■ INSTRUCTION
Retype all of the data exactly as given.

■ GIVEN INFORMATION

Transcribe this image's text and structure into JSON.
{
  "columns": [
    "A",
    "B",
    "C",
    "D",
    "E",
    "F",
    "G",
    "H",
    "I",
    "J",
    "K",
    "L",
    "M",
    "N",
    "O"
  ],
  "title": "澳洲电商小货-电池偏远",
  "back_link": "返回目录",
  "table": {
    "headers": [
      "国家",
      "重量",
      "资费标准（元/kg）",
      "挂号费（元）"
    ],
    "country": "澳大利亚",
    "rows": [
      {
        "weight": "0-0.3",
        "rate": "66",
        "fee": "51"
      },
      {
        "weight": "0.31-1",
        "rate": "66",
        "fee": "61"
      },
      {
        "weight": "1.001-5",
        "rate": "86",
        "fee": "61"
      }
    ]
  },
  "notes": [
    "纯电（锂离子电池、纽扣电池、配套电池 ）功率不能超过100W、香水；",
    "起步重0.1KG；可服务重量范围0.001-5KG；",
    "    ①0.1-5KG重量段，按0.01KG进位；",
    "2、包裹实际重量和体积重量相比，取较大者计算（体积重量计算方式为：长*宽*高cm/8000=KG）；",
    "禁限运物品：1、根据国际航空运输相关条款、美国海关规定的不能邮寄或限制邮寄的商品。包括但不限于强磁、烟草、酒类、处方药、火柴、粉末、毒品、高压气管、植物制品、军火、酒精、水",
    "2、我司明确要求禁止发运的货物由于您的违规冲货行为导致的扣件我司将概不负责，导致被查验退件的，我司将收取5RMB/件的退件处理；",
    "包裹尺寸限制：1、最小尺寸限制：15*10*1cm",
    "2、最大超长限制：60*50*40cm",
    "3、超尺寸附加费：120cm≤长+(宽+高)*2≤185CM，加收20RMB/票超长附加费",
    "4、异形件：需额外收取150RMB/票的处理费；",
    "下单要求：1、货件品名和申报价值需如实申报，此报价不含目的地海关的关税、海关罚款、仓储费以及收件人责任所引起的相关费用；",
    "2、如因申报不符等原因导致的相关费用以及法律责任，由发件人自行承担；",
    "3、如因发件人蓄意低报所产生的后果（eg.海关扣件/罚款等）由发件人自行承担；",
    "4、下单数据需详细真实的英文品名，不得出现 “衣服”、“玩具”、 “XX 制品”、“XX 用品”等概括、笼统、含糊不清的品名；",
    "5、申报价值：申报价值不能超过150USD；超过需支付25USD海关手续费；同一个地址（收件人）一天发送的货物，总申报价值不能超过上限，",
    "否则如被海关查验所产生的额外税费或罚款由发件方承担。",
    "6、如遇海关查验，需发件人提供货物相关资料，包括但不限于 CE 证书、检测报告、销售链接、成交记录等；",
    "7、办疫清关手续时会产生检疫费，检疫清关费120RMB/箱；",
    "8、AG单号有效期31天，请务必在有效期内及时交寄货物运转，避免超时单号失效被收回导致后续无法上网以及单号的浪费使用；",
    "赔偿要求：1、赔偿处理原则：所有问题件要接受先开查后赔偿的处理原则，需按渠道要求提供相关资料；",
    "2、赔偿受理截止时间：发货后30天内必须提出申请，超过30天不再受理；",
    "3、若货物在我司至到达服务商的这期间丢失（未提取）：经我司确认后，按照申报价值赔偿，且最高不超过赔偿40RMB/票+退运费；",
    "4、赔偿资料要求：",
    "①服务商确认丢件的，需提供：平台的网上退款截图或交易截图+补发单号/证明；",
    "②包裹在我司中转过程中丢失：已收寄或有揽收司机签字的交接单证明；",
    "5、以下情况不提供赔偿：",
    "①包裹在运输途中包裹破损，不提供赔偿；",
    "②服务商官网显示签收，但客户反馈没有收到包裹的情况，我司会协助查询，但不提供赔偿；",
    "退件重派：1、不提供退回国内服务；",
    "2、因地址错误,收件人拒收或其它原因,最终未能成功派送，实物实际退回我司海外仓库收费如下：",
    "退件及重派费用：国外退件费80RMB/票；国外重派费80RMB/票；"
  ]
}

■ CORRECT OUTPUT
Transcribe this image's text and structure into JSON.
{
  "columns": [
    "A",
    "B",
    "C",
    "D",
    "E",
    "F",
    "G",
    "H",
    "I",
    "J",
    "K",
    "L",
    "M",
    "N",
    "O"
  ],
  "title": "澳洲电商小货-电池偏远",
  "back_link": "返回目录",
  "table": {
    "headers": [
      "国家",
      "重量",
      "资费标准（元/kg）",
      "挂号费（元）"
    ],
    "country": "澳大利亚",
    "rows": [
      {
        "weight": "0-0.3",
        "rate": "66",
        "fee": "51"
      },
      {
        "weight": "0.31-1",
        "rate": "66",
        "fee": "61"
      },
      {
        "weight": "1.001-5",
        "rate": "86",
        "fee": "61"
      }
    ]
  },
  "notes": [
    "纯电（锂离子电池、纽扣电池、配套电池 ）功率不能超过100W、香水；",
    "起步重0.1KG；可服务重量范围0.001-5KG；",
    "    ①0.1-5KG重量段，按0.01KG进位；",
    "2、包裹实际重量和体积重量相比，取较大者计算（体积重量计算方式为：长*宽*高cm/8000=KG）；",
    "禁限运物品：1、根据国际航空运输相关条款、美国海关规定的不能邮寄或限制邮寄的商品。包括但不限于强磁、烟草、酒类、处方药、火柴、粉末、毒品、高压气管、植物制品、军火、酒精、水",
    "2、我司明确要求禁止发运的货物由于您的违规冲货行为导致的扣件我司将概不负责，导致被查验退件的，我司将收取5RMB/件的退件处理；",
    "包裹尺寸限制：1、最小尺寸限制：15*10*1cm",
    "2、最大超长限制：60*50*40cm",
    "3、超尺寸附加费：120cm≤长+(宽+高)*2≤185CM，加收20RMB/票超长附加费",
    "4、异形件：需额外收取150RMB/票的处理费；",
    "下单要求：1、货件品名和申报价值需如实申报，此报价不含目的地海关的关税、海关罚款、仓储费以及收件人责任所引起的相关费用；",
    "2、如因申报不符等原因导致的相关费用以及法律责任，由发件人自行承担；",
    "3、如因发件人蓄意低报所产生的后果（eg.海关扣件/罚款等）由发件人自行承担；",
    "4、下单数据需详细真实的英文品名，不得出现 “衣服”、“玩具”、 “XX 制品”、“XX 用品”等概括、笼统、含糊不清的品名；",
    "5、申报价值：申报价值不能超过150USD；超过需支付25USD海关手续费；同一个地址（收件人）一天发送的货物，总申报价值不能超过上限，",
    "否则如被海关查验所产生的额外税费或罚款由发件方承担。",
    "6、如遇海关查验，需发件人提供货物相关资料，包括但不限于 CE 证书、检测报告、销售链接、成交记录等；",
    "7、办疫清关手续时会产生检疫费，检疫清关费120RMB/箱；",
    "8、AG单号有效期31天，请务必在有效期内及时交寄货物运转，避免超时单号失效被收回导致后续无法上网以及单号的浪费使用；",
    "赔偿要求：1、赔偿处理原则：所有问题件要接受先开查后赔偿的处理原则，需按渠道要求提供相关资料；",
    "2、赔偿受理截止时间：发货后30天内必须提出申请，超过30天不再受理；",
    "3、若货物在我司至到达服务商的这期间丢失（未提取）：经我司确认后，按照申报价值赔偿，且最高不超过赔偿40RMB/票+退运费；",
    "4、赔偿资料要求：",
    "①服务商确认丢件的，需提供：平台的网上退款截图或交易截图+补发单号/证明；",
    "②包裹在我司中转过程中丢失：已收寄或有揽收司机签字的交接单证明；",
    "5、以下情况不提供赔偿：",
    "①包裹在运输途中包裹破损，不提供赔偿；",
    "②服务商官网显示签收，但客户反馈没有收到包裹的情况，我司会协助查询，但不提供赔偿；",
    "退件重派：1、不提供退回国内服务；",
    "2、因地址错误,收件人拒收或其它原因,最终未能成功派送，实物实际退回我司海外仓库收费如下：",
    "退件及重派费用：国外退件费80RMB/票；国外重派费80RMB/票；"
  ]
}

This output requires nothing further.